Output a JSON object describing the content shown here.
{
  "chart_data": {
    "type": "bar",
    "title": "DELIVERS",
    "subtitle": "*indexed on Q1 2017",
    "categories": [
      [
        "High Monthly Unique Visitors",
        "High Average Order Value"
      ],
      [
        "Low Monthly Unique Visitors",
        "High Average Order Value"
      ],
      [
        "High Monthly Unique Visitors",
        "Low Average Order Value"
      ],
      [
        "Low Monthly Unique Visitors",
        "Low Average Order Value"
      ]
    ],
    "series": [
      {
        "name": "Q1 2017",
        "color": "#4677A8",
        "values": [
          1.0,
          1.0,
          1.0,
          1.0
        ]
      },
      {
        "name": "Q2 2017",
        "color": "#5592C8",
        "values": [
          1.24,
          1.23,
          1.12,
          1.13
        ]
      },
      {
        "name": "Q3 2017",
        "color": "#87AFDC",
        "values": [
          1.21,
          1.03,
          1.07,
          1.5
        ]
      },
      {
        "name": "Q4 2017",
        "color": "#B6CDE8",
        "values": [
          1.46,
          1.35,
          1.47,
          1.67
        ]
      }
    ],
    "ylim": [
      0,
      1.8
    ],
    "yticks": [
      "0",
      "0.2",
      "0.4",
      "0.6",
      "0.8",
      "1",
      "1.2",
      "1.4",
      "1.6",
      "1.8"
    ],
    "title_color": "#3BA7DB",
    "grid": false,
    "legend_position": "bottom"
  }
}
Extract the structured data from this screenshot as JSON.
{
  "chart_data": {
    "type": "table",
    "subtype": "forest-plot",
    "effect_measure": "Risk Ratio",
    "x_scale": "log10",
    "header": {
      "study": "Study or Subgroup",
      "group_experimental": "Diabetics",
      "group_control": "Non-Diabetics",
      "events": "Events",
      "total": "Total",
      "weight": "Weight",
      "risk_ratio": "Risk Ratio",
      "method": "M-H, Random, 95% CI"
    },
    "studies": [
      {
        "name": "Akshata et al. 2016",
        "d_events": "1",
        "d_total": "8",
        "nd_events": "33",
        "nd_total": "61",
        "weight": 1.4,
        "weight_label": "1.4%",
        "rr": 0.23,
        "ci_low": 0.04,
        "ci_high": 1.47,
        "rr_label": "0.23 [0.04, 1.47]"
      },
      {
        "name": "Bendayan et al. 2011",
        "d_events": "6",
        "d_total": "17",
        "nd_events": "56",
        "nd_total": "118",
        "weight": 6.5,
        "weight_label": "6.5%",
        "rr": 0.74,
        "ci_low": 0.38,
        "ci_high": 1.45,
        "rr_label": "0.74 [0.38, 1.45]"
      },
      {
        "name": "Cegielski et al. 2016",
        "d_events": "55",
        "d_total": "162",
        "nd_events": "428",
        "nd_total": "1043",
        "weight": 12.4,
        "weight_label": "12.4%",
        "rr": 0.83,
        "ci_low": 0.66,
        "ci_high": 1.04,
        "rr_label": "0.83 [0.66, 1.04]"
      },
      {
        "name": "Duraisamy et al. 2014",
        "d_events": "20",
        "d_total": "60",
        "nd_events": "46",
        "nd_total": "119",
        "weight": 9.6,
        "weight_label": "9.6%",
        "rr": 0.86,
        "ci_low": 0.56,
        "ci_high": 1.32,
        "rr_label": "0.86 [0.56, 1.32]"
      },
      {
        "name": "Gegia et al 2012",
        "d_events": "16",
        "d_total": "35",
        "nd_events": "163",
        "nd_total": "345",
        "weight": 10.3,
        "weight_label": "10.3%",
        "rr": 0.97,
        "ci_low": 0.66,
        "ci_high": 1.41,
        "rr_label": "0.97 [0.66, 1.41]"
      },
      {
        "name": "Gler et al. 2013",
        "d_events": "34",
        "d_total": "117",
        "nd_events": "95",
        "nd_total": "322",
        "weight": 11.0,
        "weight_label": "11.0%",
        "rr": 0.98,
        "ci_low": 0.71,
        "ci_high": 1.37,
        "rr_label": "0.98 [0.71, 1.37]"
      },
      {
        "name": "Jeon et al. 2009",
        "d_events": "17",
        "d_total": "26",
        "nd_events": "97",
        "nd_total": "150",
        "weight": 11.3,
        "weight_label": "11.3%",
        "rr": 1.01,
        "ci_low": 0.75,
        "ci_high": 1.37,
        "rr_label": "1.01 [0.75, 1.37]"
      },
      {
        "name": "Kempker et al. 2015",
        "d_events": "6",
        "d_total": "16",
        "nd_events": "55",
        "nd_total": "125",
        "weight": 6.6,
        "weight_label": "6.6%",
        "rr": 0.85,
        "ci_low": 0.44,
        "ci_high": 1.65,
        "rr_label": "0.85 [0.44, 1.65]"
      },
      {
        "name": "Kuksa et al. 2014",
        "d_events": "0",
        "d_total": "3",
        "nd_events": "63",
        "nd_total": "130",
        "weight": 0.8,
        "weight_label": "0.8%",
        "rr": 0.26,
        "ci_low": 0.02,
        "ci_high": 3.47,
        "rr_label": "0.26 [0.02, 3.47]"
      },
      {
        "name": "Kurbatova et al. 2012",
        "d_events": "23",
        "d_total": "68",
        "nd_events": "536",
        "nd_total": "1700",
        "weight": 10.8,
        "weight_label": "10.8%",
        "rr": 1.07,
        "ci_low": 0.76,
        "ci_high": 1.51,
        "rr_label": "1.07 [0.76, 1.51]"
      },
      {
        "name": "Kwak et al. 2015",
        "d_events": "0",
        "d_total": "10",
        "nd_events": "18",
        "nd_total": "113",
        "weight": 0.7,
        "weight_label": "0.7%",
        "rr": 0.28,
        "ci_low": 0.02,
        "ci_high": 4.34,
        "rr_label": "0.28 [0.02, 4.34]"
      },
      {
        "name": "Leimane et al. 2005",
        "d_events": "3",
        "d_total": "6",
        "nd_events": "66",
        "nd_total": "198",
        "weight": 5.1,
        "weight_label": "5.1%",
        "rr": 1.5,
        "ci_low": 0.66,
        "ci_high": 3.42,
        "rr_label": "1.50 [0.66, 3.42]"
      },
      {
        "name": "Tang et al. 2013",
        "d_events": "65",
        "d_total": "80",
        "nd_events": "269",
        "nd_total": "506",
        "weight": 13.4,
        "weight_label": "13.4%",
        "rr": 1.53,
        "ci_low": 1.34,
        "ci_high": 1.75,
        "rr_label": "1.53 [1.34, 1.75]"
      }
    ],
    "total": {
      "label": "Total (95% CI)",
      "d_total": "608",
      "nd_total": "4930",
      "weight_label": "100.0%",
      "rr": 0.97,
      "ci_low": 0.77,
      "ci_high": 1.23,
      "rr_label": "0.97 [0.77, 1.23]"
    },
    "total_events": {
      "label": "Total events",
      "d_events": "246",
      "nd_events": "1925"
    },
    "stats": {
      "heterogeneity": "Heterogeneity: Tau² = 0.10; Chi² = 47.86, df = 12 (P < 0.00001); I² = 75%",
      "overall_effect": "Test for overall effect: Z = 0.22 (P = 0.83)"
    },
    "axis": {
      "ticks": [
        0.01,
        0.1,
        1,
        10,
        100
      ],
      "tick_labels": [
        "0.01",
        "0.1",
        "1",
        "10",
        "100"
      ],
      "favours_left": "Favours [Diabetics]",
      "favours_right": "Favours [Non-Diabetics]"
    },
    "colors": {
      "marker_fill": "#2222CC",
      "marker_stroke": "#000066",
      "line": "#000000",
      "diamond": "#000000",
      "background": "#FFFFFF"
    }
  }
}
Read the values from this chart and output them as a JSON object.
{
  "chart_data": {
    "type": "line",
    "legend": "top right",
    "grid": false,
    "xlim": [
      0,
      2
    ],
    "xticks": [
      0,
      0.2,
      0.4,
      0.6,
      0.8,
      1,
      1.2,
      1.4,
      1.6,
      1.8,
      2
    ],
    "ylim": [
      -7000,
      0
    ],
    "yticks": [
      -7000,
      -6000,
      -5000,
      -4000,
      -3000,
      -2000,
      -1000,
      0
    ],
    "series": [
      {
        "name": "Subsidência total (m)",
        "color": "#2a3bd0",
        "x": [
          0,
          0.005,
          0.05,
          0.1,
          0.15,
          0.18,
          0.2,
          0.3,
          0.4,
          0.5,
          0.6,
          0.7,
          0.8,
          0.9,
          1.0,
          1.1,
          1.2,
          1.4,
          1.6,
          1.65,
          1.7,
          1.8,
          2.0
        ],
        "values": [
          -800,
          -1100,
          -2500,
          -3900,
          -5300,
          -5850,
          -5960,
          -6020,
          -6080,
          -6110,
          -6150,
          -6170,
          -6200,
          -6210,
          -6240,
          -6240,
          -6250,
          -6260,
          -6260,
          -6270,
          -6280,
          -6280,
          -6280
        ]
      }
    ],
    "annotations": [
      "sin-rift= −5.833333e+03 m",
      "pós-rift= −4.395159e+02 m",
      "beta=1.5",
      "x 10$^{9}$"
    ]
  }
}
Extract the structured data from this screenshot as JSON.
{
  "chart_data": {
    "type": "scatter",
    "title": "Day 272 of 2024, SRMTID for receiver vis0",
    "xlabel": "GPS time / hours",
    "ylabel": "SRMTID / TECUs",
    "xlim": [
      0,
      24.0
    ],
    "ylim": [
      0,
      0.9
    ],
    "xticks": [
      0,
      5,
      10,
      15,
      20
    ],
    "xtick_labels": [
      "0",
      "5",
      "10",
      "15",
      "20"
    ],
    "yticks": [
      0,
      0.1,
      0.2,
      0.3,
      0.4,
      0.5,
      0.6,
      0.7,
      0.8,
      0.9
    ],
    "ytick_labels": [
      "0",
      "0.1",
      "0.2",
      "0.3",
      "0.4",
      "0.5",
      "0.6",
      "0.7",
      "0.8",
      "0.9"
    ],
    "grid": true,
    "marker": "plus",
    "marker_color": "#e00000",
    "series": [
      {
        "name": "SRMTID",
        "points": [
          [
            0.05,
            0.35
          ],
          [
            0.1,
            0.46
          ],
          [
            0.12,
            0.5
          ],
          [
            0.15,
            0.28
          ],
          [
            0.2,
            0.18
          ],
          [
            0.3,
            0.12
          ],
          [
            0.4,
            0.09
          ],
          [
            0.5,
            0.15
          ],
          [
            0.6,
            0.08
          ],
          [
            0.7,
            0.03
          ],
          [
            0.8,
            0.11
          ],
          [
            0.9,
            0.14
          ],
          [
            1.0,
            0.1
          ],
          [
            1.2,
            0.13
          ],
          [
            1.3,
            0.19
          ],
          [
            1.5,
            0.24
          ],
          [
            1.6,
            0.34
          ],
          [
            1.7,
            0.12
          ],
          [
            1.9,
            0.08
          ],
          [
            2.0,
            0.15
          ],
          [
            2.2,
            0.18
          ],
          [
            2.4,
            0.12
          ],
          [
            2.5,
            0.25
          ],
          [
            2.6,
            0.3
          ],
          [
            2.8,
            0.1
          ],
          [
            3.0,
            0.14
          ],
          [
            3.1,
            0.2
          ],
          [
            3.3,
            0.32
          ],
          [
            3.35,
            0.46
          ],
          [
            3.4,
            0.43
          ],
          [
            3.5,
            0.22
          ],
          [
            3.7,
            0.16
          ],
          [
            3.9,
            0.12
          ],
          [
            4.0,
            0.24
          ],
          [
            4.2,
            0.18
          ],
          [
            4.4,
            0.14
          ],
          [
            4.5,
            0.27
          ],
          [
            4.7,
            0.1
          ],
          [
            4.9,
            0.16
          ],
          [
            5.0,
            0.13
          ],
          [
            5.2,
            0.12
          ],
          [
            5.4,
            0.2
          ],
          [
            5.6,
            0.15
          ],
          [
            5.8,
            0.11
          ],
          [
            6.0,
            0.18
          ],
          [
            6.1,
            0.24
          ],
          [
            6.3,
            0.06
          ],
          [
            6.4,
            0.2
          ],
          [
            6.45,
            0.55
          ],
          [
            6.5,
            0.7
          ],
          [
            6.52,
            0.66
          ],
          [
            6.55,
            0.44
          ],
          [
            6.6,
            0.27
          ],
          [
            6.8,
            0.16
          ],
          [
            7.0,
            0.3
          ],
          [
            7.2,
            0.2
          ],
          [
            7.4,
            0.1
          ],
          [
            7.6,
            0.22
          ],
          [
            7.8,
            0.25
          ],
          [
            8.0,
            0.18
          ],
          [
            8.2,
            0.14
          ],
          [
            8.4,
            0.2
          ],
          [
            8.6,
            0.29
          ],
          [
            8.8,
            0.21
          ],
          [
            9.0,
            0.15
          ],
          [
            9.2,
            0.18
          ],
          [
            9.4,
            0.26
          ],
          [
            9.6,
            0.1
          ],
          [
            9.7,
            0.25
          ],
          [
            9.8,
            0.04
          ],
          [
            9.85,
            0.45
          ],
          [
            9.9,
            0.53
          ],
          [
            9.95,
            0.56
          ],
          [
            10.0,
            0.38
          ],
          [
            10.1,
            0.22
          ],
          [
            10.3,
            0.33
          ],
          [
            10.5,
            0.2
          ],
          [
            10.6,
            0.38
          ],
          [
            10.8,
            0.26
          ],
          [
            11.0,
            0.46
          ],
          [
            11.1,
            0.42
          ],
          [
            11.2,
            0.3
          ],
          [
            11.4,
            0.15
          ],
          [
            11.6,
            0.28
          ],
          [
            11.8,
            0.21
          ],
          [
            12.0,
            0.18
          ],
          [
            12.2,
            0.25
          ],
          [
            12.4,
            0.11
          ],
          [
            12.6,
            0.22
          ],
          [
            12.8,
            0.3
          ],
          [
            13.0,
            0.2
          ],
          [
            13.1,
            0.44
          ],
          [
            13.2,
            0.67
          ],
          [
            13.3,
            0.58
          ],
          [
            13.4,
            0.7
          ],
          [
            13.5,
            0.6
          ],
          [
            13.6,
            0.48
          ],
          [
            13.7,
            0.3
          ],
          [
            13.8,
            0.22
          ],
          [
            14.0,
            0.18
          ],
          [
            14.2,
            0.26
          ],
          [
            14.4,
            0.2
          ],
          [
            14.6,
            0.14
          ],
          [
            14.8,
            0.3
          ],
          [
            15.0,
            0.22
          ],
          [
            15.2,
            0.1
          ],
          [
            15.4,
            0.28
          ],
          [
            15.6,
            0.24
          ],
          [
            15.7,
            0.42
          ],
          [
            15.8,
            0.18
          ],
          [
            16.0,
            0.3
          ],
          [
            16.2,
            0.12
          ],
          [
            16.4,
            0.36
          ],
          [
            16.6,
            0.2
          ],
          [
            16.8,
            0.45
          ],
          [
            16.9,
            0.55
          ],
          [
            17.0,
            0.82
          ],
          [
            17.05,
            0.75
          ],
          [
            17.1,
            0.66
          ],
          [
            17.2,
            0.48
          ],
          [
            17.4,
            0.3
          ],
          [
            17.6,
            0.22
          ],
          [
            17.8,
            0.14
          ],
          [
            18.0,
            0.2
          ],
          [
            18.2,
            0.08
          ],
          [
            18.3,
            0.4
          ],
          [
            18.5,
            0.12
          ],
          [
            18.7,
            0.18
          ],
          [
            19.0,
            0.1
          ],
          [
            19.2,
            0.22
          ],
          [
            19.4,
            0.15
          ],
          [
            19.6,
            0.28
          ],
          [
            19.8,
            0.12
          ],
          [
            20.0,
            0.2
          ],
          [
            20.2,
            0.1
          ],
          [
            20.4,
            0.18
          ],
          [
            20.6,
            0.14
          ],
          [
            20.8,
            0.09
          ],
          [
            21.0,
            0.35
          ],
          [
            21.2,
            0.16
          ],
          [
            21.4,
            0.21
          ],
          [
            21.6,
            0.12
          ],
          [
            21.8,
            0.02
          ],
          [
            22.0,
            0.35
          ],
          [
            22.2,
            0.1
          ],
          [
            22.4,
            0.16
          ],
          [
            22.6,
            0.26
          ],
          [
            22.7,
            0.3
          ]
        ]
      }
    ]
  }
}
-- -- --
## Prompt
Select and copy every line from the records that includes the word "Risk".

## Complete output
    "effect_measure": "Risk Ratio",
      "risk_ratio": "Risk Ratio",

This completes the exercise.